_Aim_:
Your copy of the material must match it exactly, except that pictures are dropped.
*** Data supplied ***
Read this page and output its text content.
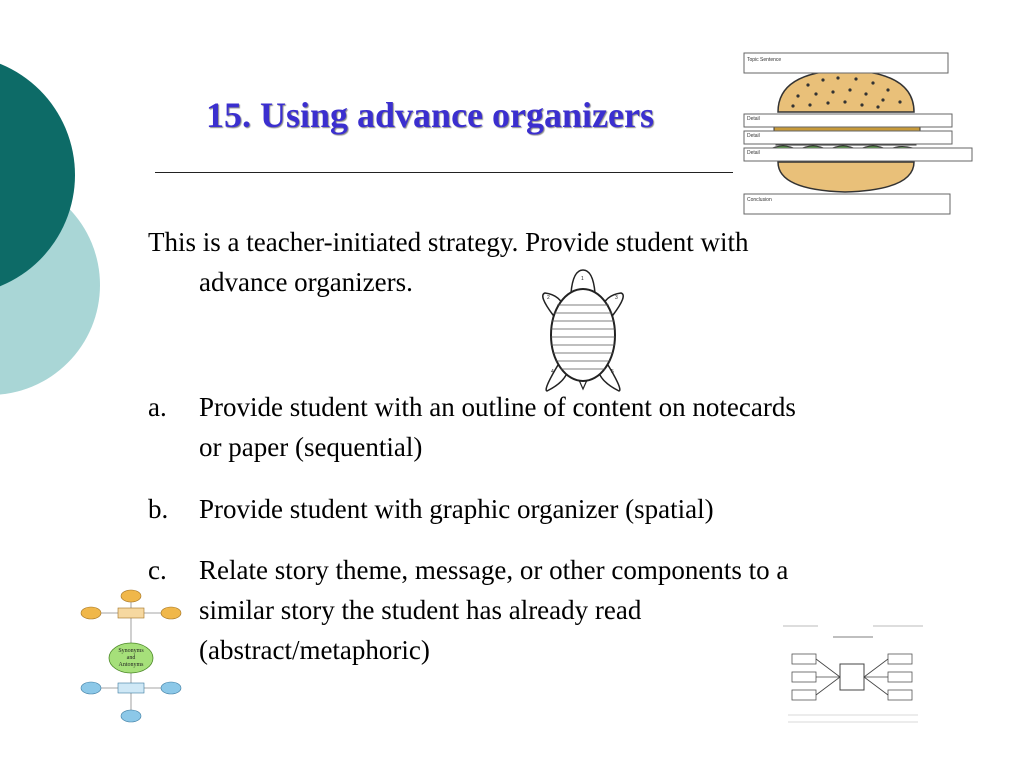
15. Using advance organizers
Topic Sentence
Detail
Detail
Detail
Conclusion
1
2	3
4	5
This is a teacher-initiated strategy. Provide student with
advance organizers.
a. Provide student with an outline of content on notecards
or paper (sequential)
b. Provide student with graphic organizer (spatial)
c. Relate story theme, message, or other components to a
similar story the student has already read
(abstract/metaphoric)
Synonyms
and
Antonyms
***
_Solution_:
Read this page and output its text content.
15. Using advance organizers
Topic Sentence
Detail
Detail
Detail
Conclusion
1
2	3
4	5
This is a teacher-initiated strategy. Provide student with
advance organizers.
a. Provide student with an outline of content on notecards
or paper (sequential)
b. Provide student with graphic organizer (spatial)
c. Relate story theme, message, or other components to a
similar story the student has already read
(abstract/metaphoric)
Synonyms
and
Antonyms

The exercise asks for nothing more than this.